> [EXERCISE AIM] In the following material, identify every line holding the string "type" and return it.
╔══
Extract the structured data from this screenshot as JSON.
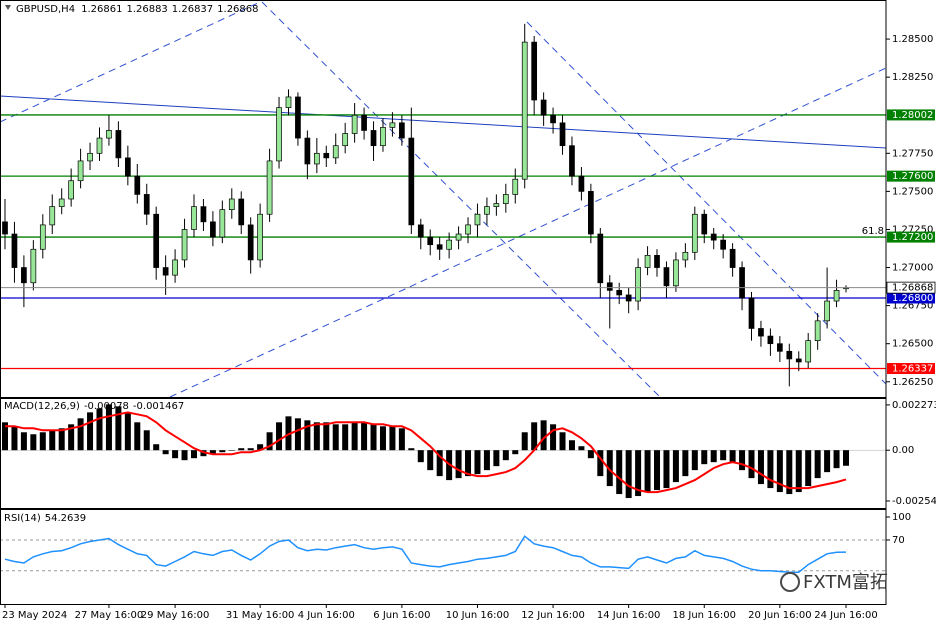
{
  "chart_data": [
    {
      "type": "candlestick",
      "symbol": "GBPUSD,H4",
      "categories": [
        "23 May 2024",
        null,
        null,
        null,
        null,
        null,
        null,
        null,
        null,
        null,
        null,
        "27 May 16:00",
        null,
        null,
        null,
        null,
        null,
        null,
        "29 May 16:00",
        null,
        null,
        null,
        null,
        null,
        null,
        null,
        null,
        "31 May 16:00",
        null,
        null,
        null,
        null,
        null,
        null,
        "4 Jun 16:00",
        null,
        null,
        null,
        null,
        null,
        null,
        null,
        "6 Jun 16:00",
        null,
        null,
        null,
        null,
        null,
        null,
        null,
        "10 Jun 16:00",
        null,
        null,
        null,
        null,
        null,
        null,
        null,
        "12 Jun 16:00",
        null,
        null,
        null,
        null,
        null,
        null,
        null,
        "14 Jun 16:00",
        null,
        null,
        null,
        null,
        null,
        null,
        null,
        "18 Jun 16:00",
        null,
        null,
        null,
        null,
        null,
        null,
        null,
        "20 Jun 16:00",
        null,
        null,
        null,
        null,
        null,
        null,
        "24 Jun 16:00"
      ],
      "open": [
        1.273,
        1.2722,
        1.27,
        1.269,
        1.2712,
        1.2728,
        1.274,
        1.2745,
        1.2757,
        1.277,
        1.2775,
        1.2785,
        1.279,
        1.2772,
        1.276,
        1.2748,
        1.2735,
        1.27,
        1.2695,
        1.2705,
        1.2725,
        1.274,
        1.273,
        1.272,
        1.2738,
        1.2745,
        1.2728,
        1.2705,
        1.2735,
        1.277,
        1.2805,
        1.2812,
        1.2785,
        1.2768,
        1.2775,
        1.2772,
        1.278,
        1.2788,
        1.28,
        1.279,
        1.278,
        1.2792,
        1.2795,
        1.2785,
        1.2728,
        1.272,
        1.2715,
        1.2712,
        1.2718,
        1.2722,
        1.2728,
        1.2735,
        1.274,
        1.2742,
        1.2748,
        1.2758,
        1.2848,
        1.281,
        1.28,
        1.2795,
        1.278,
        1.276,
        1.275,
        1.2722,
        1.269,
        1.2685,
        1.2682,
        1.2678,
        1.27,
        1.2708,
        1.27,
        1.2688,
        1.2705,
        1.271,
        1.2735,
        1.2722,
        1.2718,
        1.2712,
        1.27,
        1.268,
        1.266,
        1.2655,
        1.265,
        1.2645,
        1.264,
        1.2638,
        1.2652,
        1.2665,
        1.2678,
        1.26861
      ],
      "high": [
        1.2745,
        1.273,
        1.2708,
        1.2718,
        1.2735,
        1.2748,
        1.2752,
        1.2765,
        1.2778,
        1.2782,
        1.2792,
        1.28,
        1.2796,
        1.278,
        1.2768,
        1.2755,
        1.274,
        1.2708,
        1.2712,
        1.2732,
        1.2748,
        1.2745,
        1.2737,
        1.2744,
        1.2752,
        1.275,
        1.2733,
        1.2742,
        1.2778,
        1.2812,
        1.2817,
        1.2815,
        1.279,
        1.2785,
        1.278,
        1.2788,
        1.2795,
        1.2808,
        1.2805,
        1.2796,
        1.2798,
        1.2802,
        1.28,
        1.2805,
        1.2732,
        1.2725,
        1.272,
        1.2723,
        1.2727,
        1.2733,
        1.2742,
        1.2746,
        1.2748,
        1.2755,
        1.2765,
        1.286,
        1.2852,
        1.2815,
        1.2805,
        1.28,
        1.2786,
        1.2766,
        1.2755,
        1.2726,
        1.2695,
        1.269,
        1.2687,
        1.2706,
        1.2714,
        1.2712,
        1.2704,
        1.271,
        1.2716,
        1.274,
        1.2738,
        1.2726,
        1.2722,
        1.2716,
        1.2704,
        1.2684,
        1.2665,
        1.266,
        1.2655,
        1.265,
        1.2645,
        1.2657,
        1.267,
        1.27,
        1.2692,
        1.26883
      ],
      "low": [
        1.2712,
        1.269,
        1.2674,
        1.2685,
        1.2706,
        1.2722,
        1.2735,
        1.274,
        1.2752,
        1.2764,
        1.277,
        1.278,
        1.2766,
        1.2754,
        1.2742,
        1.2728,
        1.2692,
        1.2682,
        1.269,
        1.27,
        1.272,
        1.2724,
        1.2714,
        1.2716,
        1.2732,
        1.2722,
        1.2696,
        1.27,
        1.273,
        1.2765,
        1.28,
        1.278,
        1.2758,
        1.2762,
        1.2766,
        1.2768,
        1.2775,
        1.2782,
        1.2784,
        1.277,
        1.2776,
        1.2786,
        1.278,
        1.2722,
        1.2712,
        1.2708,
        1.2705,
        1.2706,
        1.2712,
        1.2716,
        1.272,
        1.2728,
        1.2734,
        1.2736,
        1.2742,
        1.2752,
        1.28,
        1.2793,
        1.2788,
        1.2774,
        1.2754,
        1.2744,
        1.2716,
        1.268,
        1.266,
        1.2676,
        1.267,
        1.2672,
        1.2695,
        1.2694,
        1.268,
        1.2684,
        1.27,
        1.2705,
        1.2716,
        1.2712,
        1.2706,
        1.2694,
        1.2672,
        1.2652,
        1.2648,
        1.2642,
        1.2638,
        1.2622,
        1.2632,
        1.2634,
        1.2646,
        1.266,
        1.2674,
        1.26837
      ],
      "close": [
        1.2722,
        1.27,
        1.269,
        1.2712,
        1.2728,
        1.274,
        1.2745,
        1.2757,
        1.277,
        1.2775,
        1.2785,
        1.279,
        1.2772,
        1.276,
        1.2748,
        1.2735,
        1.27,
        1.2695,
        1.2705,
        1.2725,
        1.274,
        1.273,
        1.272,
        1.2738,
        1.2745,
        1.2728,
        1.2705,
        1.2735,
        1.277,
        1.2805,
        1.2812,
        1.2785,
        1.2768,
        1.2775,
        1.2772,
        1.278,
        1.2788,
        1.28,
        1.279,
        1.278,
        1.2792,
        1.2795,
        1.2785,
        1.2728,
        1.272,
        1.2715,
        1.2712,
        1.2718,
        1.2722,
        1.2728,
        1.2735,
        1.274,
        1.2742,
        1.2748,
        1.2758,
        1.2848,
        1.281,
        1.28,
        1.2795,
        1.278,
        1.276,
        1.275,
        1.2722,
        1.269,
        1.2685,
        1.2682,
        1.2678,
        1.27,
        1.2708,
        1.27,
        1.2688,
        1.2705,
        1.271,
        1.2735,
        1.2722,
        1.2718,
        1.2712,
        1.27,
        1.268,
        1.266,
        1.2655,
        1.265,
        1.2645,
        1.264,
        1.2638,
        1.2652,
        1.2665,
        1.2678,
        1.2685,
        1.26868
      ],
      "colors": {
        "up": "#98e698",
        "down": "#000000"
      },
      "ylim": [
        1.2615,
        1.2875
      ],
      "yticks": [
        {
          "value": 1.285,
          "label": "1.28500"
        },
        {
          "value": 1.2825,
          "label": "1.28250"
        },
        {
          "value": 1.2775,
          "label": "1.27750"
        },
        {
          "value": 1.275,
          "label": "1.27500"
        },
        {
          "value": 1.2725,
          "label": "1.27250"
        },
        {
          "value": 1.27,
          "label": "1.27000"
        },
        {
          "value": 1.2675,
          "label": "1.26750"
        },
        {
          "value": 1.265,
          "label": "1.26500"
        },
        {
          "value": 1.2625,
          "label": "1.26250"
        }
      ],
      "hlines": [
        {
          "value": 1.28002,
          "label": "1.28002",
          "color": "#008000"
        },
        {
          "value": 1.276,
          "label": "1.27600",
          "color": "#008000"
        },
        {
          "value": 1.272,
          "label": "1.27200",
          "color": "#008000"
        },
        {
          "value": 1.268,
          "label": "1.26800",
          "color": "#0000cd"
        },
        {
          "value": 1.26337,
          "label": "1.26337",
          "color": "#ff0000"
        }
      ],
      "fib_label": "61.8"
    },
    {
      "type": "macd",
      "title": "MACD(12,26,9)",
      "histogram": [
        0.0014,
        0.0012,
        0.0009,
        0.0008,
        0.0009,
        0.001,
        0.0011,
        0.0013,
        0.0016,
        0.0019,
        0.0021,
        0.0023,
        0.0022,
        0.0019,
        0.0014,
        0.001,
        0.0003,
        -0.0002,
        -0.0004,
        -0.0005,
        -0.0004,
        -0.0003,
        -0.0002,
        -0.0001,
        0.0,
        0.0001,
        0.0001,
        0.0003,
        0.0009,
        0.0014,
        0.0017,
        0.0016,
        0.0015,
        0.0014,
        0.0014,
        0.0013,
        0.0013,
        0.0014,
        0.0014,
        0.0013,
        0.0012,
        0.0012,
        0.0011,
        0.0001,
        -0.0006,
        -0.001,
        -0.0013,
        -0.0015,
        -0.0014,
        -0.0013,
        -0.0012,
        -0.001,
        -0.0008,
        -0.0005,
        -0.0002,
        0.0009,
        0.0014,
        0.0015,
        0.0013,
        0.0009,
        0.0005,
        0.0002,
        -0.0004,
        -0.0013,
        -0.0018,
        -0.0022,
        -0.0024,
        -0.0023,
        -0.0021,
        -0.002,
        -0.0019,
        -0.0016,
        -0.0013,
        -0.001,
        -0.0007,
        -0.0006,
        -0.0005,
        -0.0006,
        -0.001,
        -0.0014,
        -0.0017,
        -0.0019,
        -0.0021,
        -0.0022,
        -0.0021,
        -0.0018,
        -0.0014,
        -0.0011,
        -0.0009,
        -0.00078
      ],
      "signal": [
        0.0012,
        0.0012,
        0.0011,
        0.0011,
        0.001,
        0.001,
        0.001,
        0.0011,
        0.0012,
        0.0014,
        0.0016,
        0.0017,
        0.0018,
        0.0019,
        0.0018,
        0.0017,
        0.0014,
        0.001,
        0.0007,
        0.0004,
        0.0001,
        -0.0001,
        -0.0002,
        -0.0002,
        -0.0002,
        -0.0001,
        -0.0001,
        0.0,
        0.0002,
        0.0005,
        0.0008,
        0.001,
        0.0012,
        0.0013,
        0.0013,
        0.0014,
        0.0014,
        0.0014,
        0.0014,
        0.0013,
        0.0013,
        0.0012,
        0.0012,
        0.001,
        0.0006,
        0.0002,
        -0.0003,
        -0.0007,
        -0.001,
        -0.0012,
        -0.0013,
        -0.0013,
        -0.0012,
        -0.0011,
        -0.0009,
        -0.0005,
        0.0,
        0.0006,
        0.001,
        0.0011,
        0.0009,
        0.0006,
        0.0002,
        -0.0004,
        -0.001,
        -0.0014,
        -0.0018,
        -0.002,
        -0.0021,
        -0.0021,
        -0.002,
        -0.0019,
        -0.0017,
        -0.0015,
        -0.0012,
        -0.0009,
        -0.0007,
        -0.0006,
        -0.0007,
        -0.0009,
        -0.0012,
        -0.0015,
        -0.0017,
        -0.0019,
        -0.0019,
        -0.0019,
        -0.0018,
        -0.0017,
        -0.0016,
        -0.001467
      ],
      "colors": {
        "histogram": "#000000",
        "signal": "#ff0000"
      },
      "ylim": [
        -0.0029,
        0.00257
      ],
      "yticks": [
        0.002273,
        {
          "value": 0,
          "label": "0.00"
        },
        -0.002547
      ]
    },
    {
      "type": "line",
      "title": "RSI(14)",
      "values": [
        45,
        42,
        40,
        48,
        52,
        55,
        56,
        60,
        65,
        68,
        70,
        72,
        64,
        58,
        52,
        50,
        38,
        36,
        42,
        48,
        55,
        52,
        50,
        55,
        57,
        50,
        44,
        52,
        62,
        68,
        70,
        60,
        56,
        58,
        57,
        60,
        62,
        64,
        60,
        58,
        60,
        61,
        58,
        40,
        38,
        36,
        35,
        38,
        40,
        42,
        45,
        46,
        48,
        50,
        55,
        75,
        65,
        62,
        60,
        55,
        50,
        48,
        40,
        35,
        35,
        34,
        33,
        45,
        48,
        44,
        40,
        46,
        48,
        56,
        50,
        48,
        46,
        42,
        36,
        32,
        30,
        30,
        29,
        28,
        28,
        38,
        45,
        52,
        54,
        54.2639
      ],
      "color": "#1e90ff",
      "ylim": [
        -13.4,
        109.1
      ],
      "yticks": [
        100,
        70
      ],
      "levels": [
        70,
        30
      ]
    }
  ],
  "watermark": "FXTM富拓"
}
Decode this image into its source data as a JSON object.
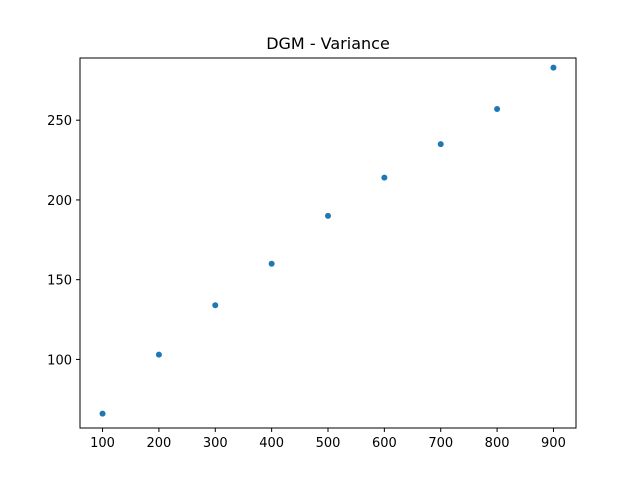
╚══
> [ANSWER IN FULL]
      "type": "candlestick",
      "type": "macd",
      "type": "line",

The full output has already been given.